[start PROVIDED RECORDS]
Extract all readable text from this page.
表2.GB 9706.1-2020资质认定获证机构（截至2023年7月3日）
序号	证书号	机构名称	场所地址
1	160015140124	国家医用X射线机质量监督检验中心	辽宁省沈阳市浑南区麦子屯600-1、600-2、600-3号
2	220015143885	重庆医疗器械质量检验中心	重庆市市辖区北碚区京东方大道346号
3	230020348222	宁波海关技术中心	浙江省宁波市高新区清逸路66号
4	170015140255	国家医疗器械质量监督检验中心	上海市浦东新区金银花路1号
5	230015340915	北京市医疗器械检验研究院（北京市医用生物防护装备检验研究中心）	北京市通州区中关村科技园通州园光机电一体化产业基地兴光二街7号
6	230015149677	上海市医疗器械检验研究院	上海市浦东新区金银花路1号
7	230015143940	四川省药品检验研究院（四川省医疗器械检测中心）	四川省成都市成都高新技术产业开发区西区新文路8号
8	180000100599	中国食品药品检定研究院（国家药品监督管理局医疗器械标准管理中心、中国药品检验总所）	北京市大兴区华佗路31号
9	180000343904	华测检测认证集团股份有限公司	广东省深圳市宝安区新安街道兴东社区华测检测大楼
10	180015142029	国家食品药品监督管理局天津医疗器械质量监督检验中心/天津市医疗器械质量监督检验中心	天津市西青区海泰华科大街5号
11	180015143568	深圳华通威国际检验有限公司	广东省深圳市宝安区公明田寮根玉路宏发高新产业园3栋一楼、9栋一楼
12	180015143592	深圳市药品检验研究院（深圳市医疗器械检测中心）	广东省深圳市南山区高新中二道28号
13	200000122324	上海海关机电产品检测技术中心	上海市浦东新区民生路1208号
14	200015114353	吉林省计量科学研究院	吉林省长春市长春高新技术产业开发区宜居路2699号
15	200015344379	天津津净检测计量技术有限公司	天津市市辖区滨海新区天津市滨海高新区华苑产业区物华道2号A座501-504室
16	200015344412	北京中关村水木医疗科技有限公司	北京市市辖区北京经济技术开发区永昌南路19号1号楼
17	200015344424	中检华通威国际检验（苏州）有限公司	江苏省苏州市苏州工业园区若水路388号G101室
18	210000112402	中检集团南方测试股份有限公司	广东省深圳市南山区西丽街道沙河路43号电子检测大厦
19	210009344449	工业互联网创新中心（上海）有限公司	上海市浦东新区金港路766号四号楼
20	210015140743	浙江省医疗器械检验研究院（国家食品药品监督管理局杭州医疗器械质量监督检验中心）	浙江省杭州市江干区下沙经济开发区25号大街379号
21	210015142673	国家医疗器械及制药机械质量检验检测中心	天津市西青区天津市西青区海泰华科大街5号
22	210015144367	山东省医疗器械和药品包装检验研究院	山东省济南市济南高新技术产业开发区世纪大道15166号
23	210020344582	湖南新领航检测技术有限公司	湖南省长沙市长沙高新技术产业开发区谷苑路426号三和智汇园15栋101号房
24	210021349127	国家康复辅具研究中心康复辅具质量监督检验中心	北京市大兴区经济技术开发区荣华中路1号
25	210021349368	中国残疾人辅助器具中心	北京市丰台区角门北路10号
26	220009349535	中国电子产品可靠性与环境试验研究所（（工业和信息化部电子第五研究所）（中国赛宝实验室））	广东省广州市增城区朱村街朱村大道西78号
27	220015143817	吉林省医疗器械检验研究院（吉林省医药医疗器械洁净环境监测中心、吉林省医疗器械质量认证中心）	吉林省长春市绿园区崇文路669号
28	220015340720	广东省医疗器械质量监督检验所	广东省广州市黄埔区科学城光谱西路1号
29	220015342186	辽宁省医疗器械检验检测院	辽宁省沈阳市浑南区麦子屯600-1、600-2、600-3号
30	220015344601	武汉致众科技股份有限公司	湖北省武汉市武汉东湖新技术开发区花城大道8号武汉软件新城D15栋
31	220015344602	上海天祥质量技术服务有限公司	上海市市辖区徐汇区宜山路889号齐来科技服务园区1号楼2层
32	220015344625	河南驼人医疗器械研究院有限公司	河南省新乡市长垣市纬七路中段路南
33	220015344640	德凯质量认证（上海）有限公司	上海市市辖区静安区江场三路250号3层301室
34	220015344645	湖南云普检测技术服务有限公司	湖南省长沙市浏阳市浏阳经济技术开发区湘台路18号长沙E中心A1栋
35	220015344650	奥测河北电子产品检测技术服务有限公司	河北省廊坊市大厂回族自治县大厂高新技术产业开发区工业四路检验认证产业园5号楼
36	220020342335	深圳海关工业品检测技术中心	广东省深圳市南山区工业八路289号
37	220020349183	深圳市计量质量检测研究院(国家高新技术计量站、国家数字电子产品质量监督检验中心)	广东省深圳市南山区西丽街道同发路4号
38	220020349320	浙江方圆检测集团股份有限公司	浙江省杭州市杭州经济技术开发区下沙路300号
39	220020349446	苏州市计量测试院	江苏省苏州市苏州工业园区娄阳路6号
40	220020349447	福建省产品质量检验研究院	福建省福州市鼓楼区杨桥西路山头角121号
[end PROVIDED RECORDS]
▶ **EXERCISE**:
Reproduce the material above without altering a single character.

▶ **EXERCISE ANSWER**:
Extract all readable text from this page.
表2.GB 9706.1-2020资质认定获证机构（截至2023年7月3日）
序号	证书号	机构名称	场所地址
1	160015140124	国家医用X射线机质量监督检验中心	辽宁省沈阳市浑南区麦子屯600-1、600-2、600-3号
2	220015143885	重庆医疗器械质量检验中心	重庆市市辖区北碚区京东方大道346号
3	230020348222	宁波海关技术中心	浙江省宁波市高新区清逸路66号
4	170015140255	国家医疗器械质量监督检验中心	上海市浦东新区金银花路1号
5	230015340915	北京市医疗器械检验研究院（北京市医用生物防护装备检验研究中心）	北京市通州区中关村科技园通州园光机电一体化产业基地兴光二街7号
6	230015149677	上海市医疗器械检验研究院	上海市浦东新区金银花路1号
7	230015143940	四川省药品检验研究院（四川省医疗器械检测中心）	四川省成都市成都高新技术产业开发区西区新文路8号
8	180000100599	中国食品药品检定研究院（国家药品监督管理局医疗器械标准管理中心、中国药品检验总所）	北京市大兴区华佗路31号
9	180000343904	华测检测认证集团股份有限公司	广东省深圳市宝安区新安街道兴东社区华测检测大楼
10	180015142029	国家食品药品监督管理局天津医疗器械质量监督检验中心/天津市医疗器械质量监督检验中心	天津市西青区海泰华科大街5号
11	180015143568	深圳华通威国际检验有限公司	广东省深圳市宝安区公明田寮根玉路宏发高新产业园3栋一楼、9栋一楼
12	180015143592	深圳市药品检验研究院（深圳市医疗器械检测中心）	广东省深圳市南山区高新中二道28号
13	200000122324	上海海关机电产品检测技术中心	上海市浦东新区民生路1208号
14	200015114353	吉林省计量科学研究院	吉林省长春市长春高新技术产业开发区宜居路2699号
15	200015344379	天津津净检测计量技术有限公司	天津市市辖区滨海新区天津市滨海高新区华苑产业区物华道2号A座501-504室
16	200015344412	北京中关村水木医疗科技有限公司	北京市市辖区北京经济技术开发区永昌南路19号1号楼
17	200015344424	中检华通威国际检验（苏州）有限公司	江苏省苏州市苏州工业园区若水路388号G101室
18	210000112402	中检集团南方测试股份有限公司	广东省深圳市南山区西丽街道沙河路43号电子检测大厦
19	210009344449	工业互联网创新中心（上海）有限公司	上海市浦东新区金港路766号四号楼
20	210015140743	浙江省医疗器械检验研究院（国家食品药品监督管理局杭州医疗器械质量监督检验中心）	浙江省杭州市江干区下沙经济开发区25号大街379号
21	210015142673	国家医疗器械及制药机械质量检验检测中心	天津市西青区天津市西青区海泰华科大街5号
22	210015144367	山东省医疗器械和药品包装检验研究院	山东省济南市济南高新技术产业开发区世纪大道15166号
23	210020344582	湖南新领航检测技术有限公司	湖南省长沙市长沙高新技术产业开发区谷苑路426号三和智汇园15栋101号房
24	210021349127	国家康复辅具研究中心康复辅具质量监督检验中心	北京市大兴区经济技术开发区荣华中路1号
25	210021349368	中国残疾人辅助器具中心	北京市丰台区角门北路10号
26	220009349535	中国电子产品可靠性与环境试验研究所（（工业和信息化部电子第五研究所）（中国赛宝实验室））	广东省广州市增城区朱村街朱村大道西78号
27	220015143817	吉林省医疗器械检验研究院（吉林省医药医疗器械洁净环境监测中心、吉林省医疗器械质量认证中心）	吉林省长春市绿园区崇文路669号
28	220015340720	广东省医疗器械质量监督检验所	广东省广州市黄埔区科学城光谱西路1号
29	220015342186	辽宁省医疗器械检验检测院	辽宁省沈阳市浑南区麦子屯600-1、600-2、600-3号
30	220015344601	武汉致众科技股份有限公司	湖北省武汉市武汉东湖新技术开发区花城大道8号武汉软件新城D15栋
31	220015344602	上海天祥质量技术服务有限公司	上海市市辖区徐汇区宜山路889号齐来科技服务园区1号楼2层
32	220015344625	河南驼人医疗器械研究院有限公司	河南省新乡市长垣市纬七路中段路南
33	220015344640	德凯质量认证（上海）有限公司	上海市市辖区静安区江场三路250号3层301室
34	220015344645	湖南云普检测技术服务有限公司	湖南省长沙市浏阳市浏阳经济技术开发区湘台路18号长沙E中心A1栋
35	220015344650	奥测河北电子产品检测技术服务有限公司	河北省廊坊市大厂回族自治县大厂高新技术产业开发区工业四路检验认证产业园5号楼
36	220020342335	深圳海关工业品检测技术中心	广东省深圳市南山区工业八路289号
37	220020349183	深圳市计量质量检测研究院(国家高新技术计量站、国家数字电子产品质量监督检验中心)	广东省深圳市南山区西丽街道同发路4号
38	220020349320	浙江方圆检测集团股份有限公司	浙江省杭州市杭州经济技术开发区下沙路300号
39	220020349446	苏州市计量测试院	江苏省苏州市苏州工业园区娄阳路6号
40	220020349447	福建省产品质量检验研究院	福建省福州市鼓楼区杨桥西路山头角121号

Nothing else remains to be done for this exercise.